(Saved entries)
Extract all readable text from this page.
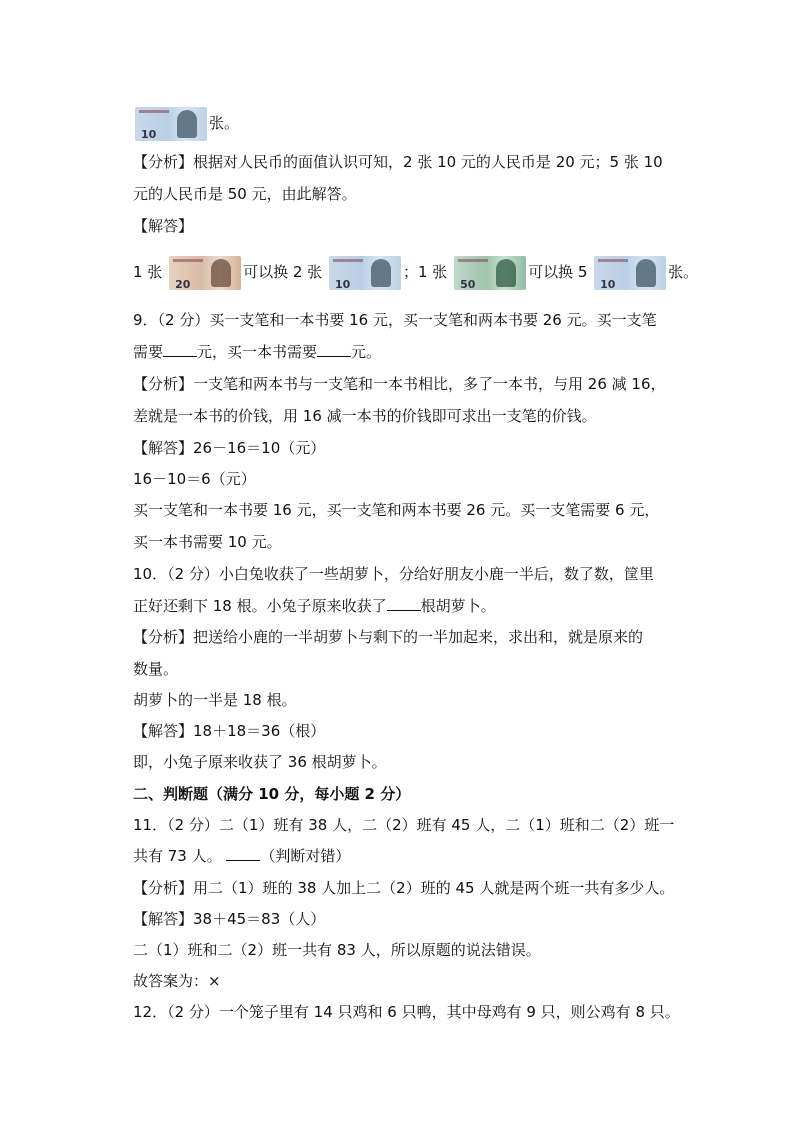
10
张。
【分析】根据对人民币的面值认识可知，2 张 10 元的人民币是 20 元；5 张 10
元的人民币是 50 元，由此解答。
【解答】
1 张
20
可以换 2 张
10
；1 张
50
可以换 5
10
张。
9．（2 分）买一支笔和一本书要 16 元，买一支笔和两本书要 26 元。买一支笔
需要 元，买一本书需要 元。
【分析】一支笔和两本书与一支笔和一本书相比，多了一本书，与用 26 减 16，
差就是一本书的价钱，用 16 减一本书的价钱即可求出一支笔的价钱。
【解答】26－16＝10（元）
16－10＝6（元）
买一支笔和一本书要 16 元，买一支笔和两本书要 26 元。买一支笔需要 6 元，
买一本书需要 10 元。
10．（2 分）小白兔收获了一些胡萝卜，分给好朋友小鹿一半后，数了数，筐里
正好还剩下 18 根。小兔子原来收获了 根胡萝卜。
【分析】把送给小鹿的一半胡萝卜与剩下的一半加起来，求出和，就是原来的
数量。
胡萝卜的一半是 18 根。
【解答】18＋18＝36（根）
即，小兔子原来收获了 36 根胡萝卜。
二、判断题（满分 10 分，每小题 2 分）
11．（2 分）二（1）班有 38 人，二（2）班有 45 人，二（1）班和二（2）班一
共有 73 人。	（判断对错）
【分析】用二（1）班的 38 人加上二（2）班的 45 人就是两个班一共有多少人。
【解答】38＋45＝83（人）
二（1）班和二（2）班一共有 83 人，所以原题的说法错误。
故答案为：×
12．（2 分）一个笼子里有 14 只鸡和 6 只鸭，其中母鸡有 9 只，则公鸡有 8 只。
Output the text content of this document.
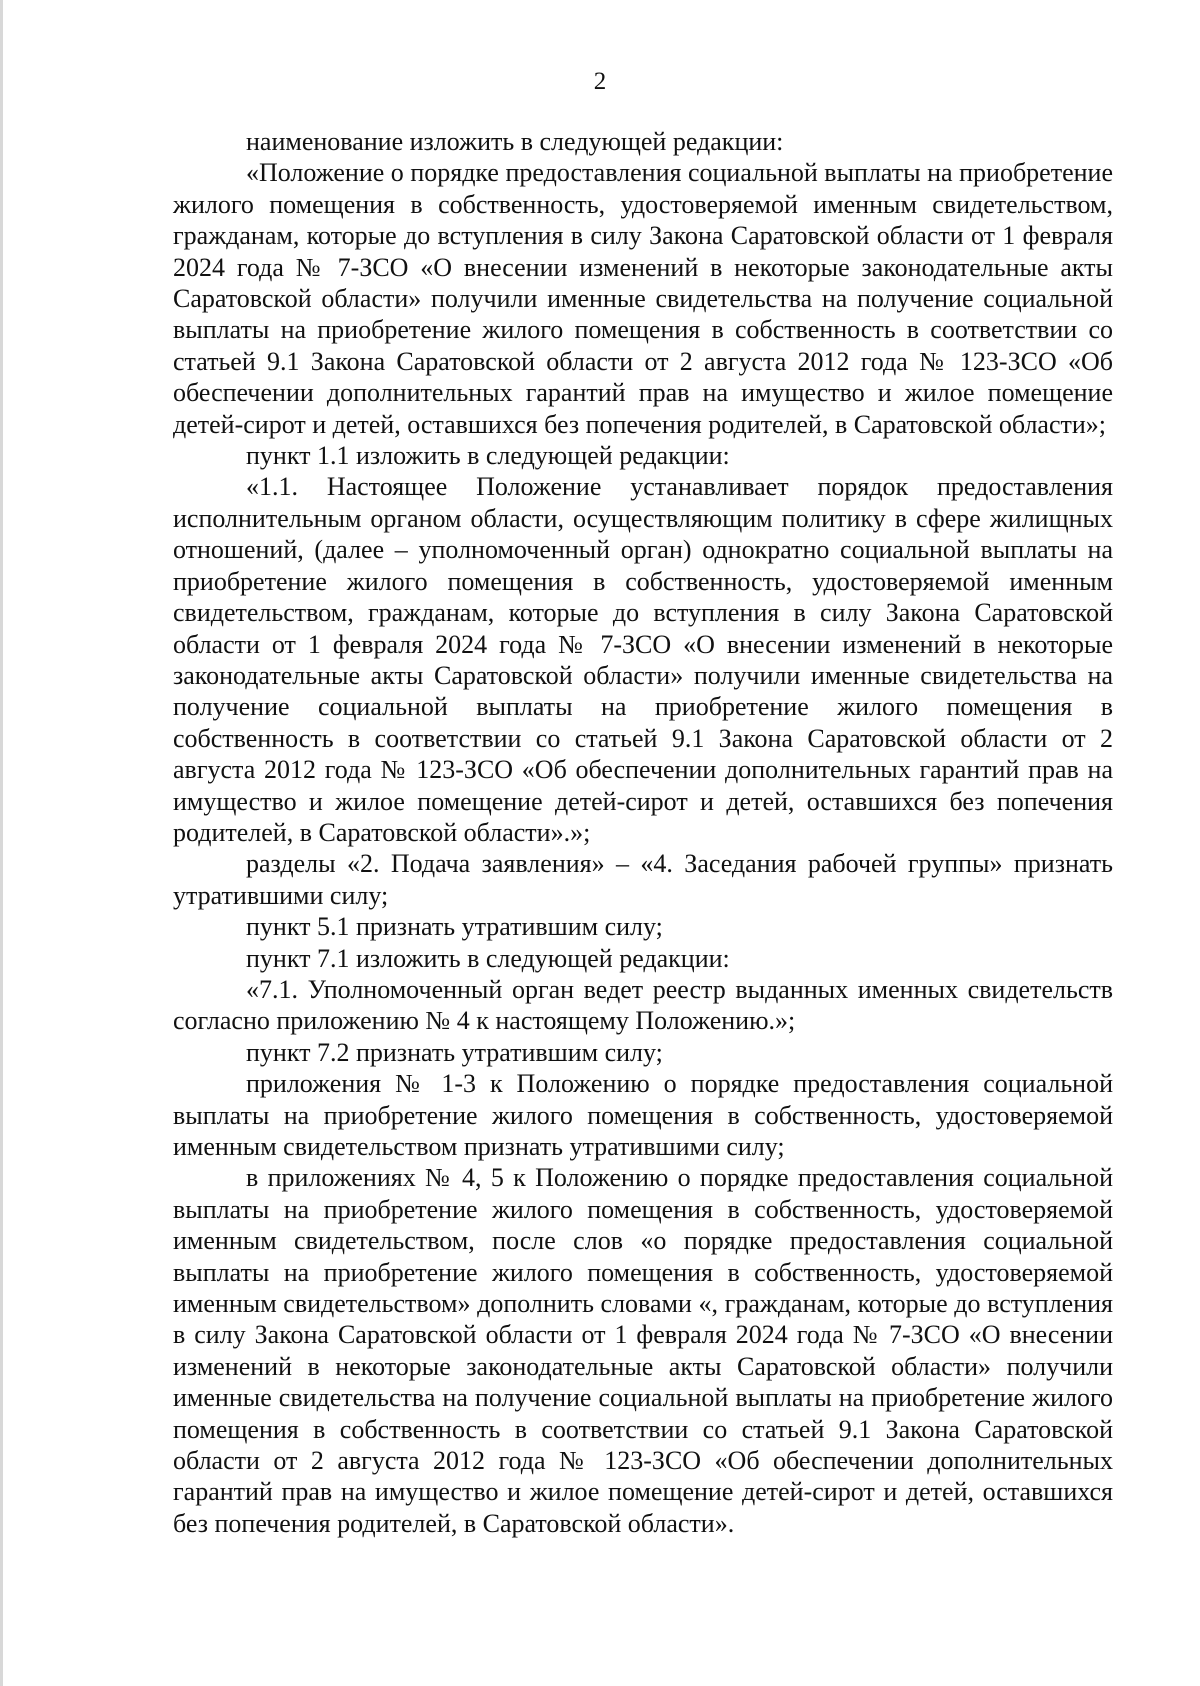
2

наименование изложить в следующей редакции:

«Положение о порядке предоставления социальной выплаты на приобретение жилого помещения в собственность, удостоверяемой именным свидетельством, гражданам, которые до вступления в силу Закона Саратовской области от 1 февраля 2024 года № 7-ЗСО «О внесении изменений в некоторые законодательные акты Саратовской области» получили именные свидетельства на получение социальной выплаты на приобретение жилого помещения в собственность в соответствии со статьей 9.1 Закона Саратовской области от 2 августа 2012 года № 123-ЗСО «Об обеспечении дополнительных гарантий прав на имущество и жилое помещение детей-сирот и детей, оставшихся без попечения родителей, в Саратовской области»;

пункт 1.1 изложить в следующей редакции:

«1.1. Настоящее Положение устанавливает порядок предоставления исполнительным органом области, осуществляющим политику в сфере жилищных отношений, (далее – уполномоченный орган) однократно социальной выплаты на приобретение жилого помещения в собственность, удостоверяемой именным свидетельством, гражданам, которые до вступления в силу Закона Саратовской области от 1 февраля 2024 года № 7-ЗСО «О внесении изменений в некоторые законодательные акты Саратовской области» получили именные свидетельства на получение социальной выплаты на приобретение жилого помещения в собственность в соответствии со статьей 9.1 Закона Саратовской области от 2 августа 2012 года № 123-ЗСО «Об обеспечении дополнительных гарантий прав на имущество и жилое помещение детей-сирот и детей, оставшихся без попечения родителей, в Саратовской области».»;

разделы «2. Подача заявления» – «4. Заседания рабочей группы» признать утратившими силу;

пункт 5.1 признать утратившим силу;

пункт 7.1 изложить в следующей редакции:

«7.1. Уполномоченный орган ведет реестр выданных именных свидетельств согласно приложению № 4 к настоящему Положению.»;

пункт 7.2 признать утратившим силу;

приложения № 1-3 к Положению о порядке предоставления социальной выплаты на приобретение жилого помещения в собственность, удостоверяемой именным свидетельством признать утратившими силу;

в приложениях № 4, 5 к Положению о порядке предоставления социальной выплаты на приобретение жилого помещения в собственность, удостоверяемой именным свидетельством, после слов «о порядке предоставления социальной выплаты на приобретение жилого помещения в собственность, удостоверяемой именным свидетельством» дополнить словами «, гражданам, которые до вступления в силу Закона Саратовской области от 1 февраля 2024 года № 7-ЗСО «О внесении изменений в некоторые законодательные акты Саратовской области» получили именные свидетельства на получение социальной выплаты на приобретение жилого помещения в собственность в соответствии со статьей 9.1 Закона Саратовской области от 2 августа 2012 года № 123-ЗСО «Об обеспечении дополнительных гарантий прав на имущество и жилое помещение детей-сирот и детей, оставшихся без попечения родителей, в Саратовской области».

**INSTRUCTION:**
Each line of the data should be quoted exactly, with pictures left out.

**THE RESULT:**
Extract all readable text from this page.
10
张。
【分析】根据对人民币的面值认识可知，2 张 10 元的人民币是 20 元；5 张 10
元的人民币是 50 元，由此解答。
【解答】
1 张
20
可以换 2 张
10
；1 张
50
可以换 5
10
张。
9．（2 分）买一支笔和一本书要 16 元，买一支笔和两本书要 26 元。买一支笔
需要 元，买一本书需要 元。
【分析】一支笔和两本书与一支笔和一本书相比，多了一本书，与用 26 减 16，
差就是一本书的价钱，用 16 减一本书的价钱即可求出一支笔的价钱。
【解答】26－16＝10（元）
16－10＝6（元）
买一支笔和一本书要 16 元，买一支笔和两本书要 26 元。买一支笔需要 6 元，
买一本书需要 10 元。
10．（2 分）小白兔收获了一些胡萝卜，分给好朋友小鹿一半后，数了数，筐里
正好还剩下 18 根。小兔子原来收获了 根胡萝卜。
【分析】把送给小鹿的一半胡萝卜与剩下的一半加起来，求出和，就是原来的
数量。
胡萝卜的一半是 18 根。
【解答】18＋18＝36（根）
即，小兔子原来收获了 36 根胡萝卜。
二、判断题（满分 10 分，每小题 2 分）
11．（2 分）二（1）班有 38 人，二（2）班有 45 人，二（1）班和二（2）班一
共有 73 人。	（判断对错）
【分析】用二（1）班的 38 人加上二（2）班的 45 人就是两个班一共有多少人。
【解答】38＋45＝83（人）
二（1）班和二（2）班一共有 83 人，所以原题的说法错误。
故答案为：×
12．（2 分）一个笼子里有 14 只鸡和 6 只鸭，其中母鸡有 9 只，则公鸡有 8 只。
Output the text content of this document.
2

наименование изложить в следующей редакции:

«Положение о порядке предоставления социальной выплаты на приобретение жилого помещения в собственность, удостоверяемой именным свидетельством, гражданам, которые до вступления в силу Закона Саратовской области от 1 февраля 2024 года № 7-ЗСО «О внесении изменений в некоторые законодательные акты Саратовской области» получили именные свидетельства на получение социальной выплаты на приобретение жилого помещения в собственность в соответствии со статьей 9.1 Закона Саратовской области от 2 августа 2012 года № 123-ЗСО «Об обеспечении дополнительных гарантий прав на имущество и жилое помещение детей-сирот и детей, оставшихся без попечения родителей, в Саратовской области»;

пункт 1.1 изложить в следующей редакции:

«1.1. Настоящее Положение устанавливает порядок предоставления исполнительным органом области, осуществляющим политику в сфере жилищных отношений, (далее – уполномоченный орган) однократно социальной выплаты на приобретение жилого помещения в собственность, удостоверяемой именным свидетельством, гражданам, которые до вступления в силу Закона Саратовской области от 1 февраля 2024 года № 7-ЗСО «О внесении изменений в некоторые законодательные акты Саратовской области» получили именные свидетельства на получение социальной выплаты на приобретение жилого помещения в собственность в соответствии со статьей 9.1 Закона Саратовской области от 2 августа 2012 года № 123-ЗСО «Об обеспечении дополнительных гарантий прав на имущество и жилое помещение детей-сирот и детей, оставшихся без попечения родителей, в Саратовской области».»;

разделы «2. Подача заявления» – «4. Заседания рабочей группы» признать утратившими силу;

пункт 5.1 признать утратившим силу;

пункт 7.1 изложить в следующей редакции:

«7.1. Уполномоченный орган ведет реестр выданных именных свидетельств согласно приложению № 4 к настоящему Положению.»;

пункт 7.2 признать утратившим силу;

приложения № 1-3 к Положению о порядке предоставления социальной выплаты на приобретение жилого помещения в собственность, удостоверяемой именным свидетельством признать утратившими силу;

в приложениях № 4, 5 к Положению о порядке предоставления социальной выплаты на приобретение жилого помещения в собственность, удостоверяемой именным свидетельством, после слов «о порядке предоставления социальной выплаты на приобретение жилого помещения в собственность, удостоверяемой именным свидетельством» дополнить словами «, гражданам, которые до вступления в силу Закона Саратовской области от 1 февраля 2024 года № 7-ЗСО «О внесении изменений в некоторые законодательные акты Саратовской области» получили именные свидетельства на получение социальной выплаты на приобретение жилого помещения в собственность в соответствии со статьей 9.1 Закона Саратовской области от 2 августа 2012 года № 123-ЗСО «Об обеспечении дополнительных гарантий прав на имущество и жилое помещение детей-сирот и детей, оставшихся без попечения родителей, в Саратовской области».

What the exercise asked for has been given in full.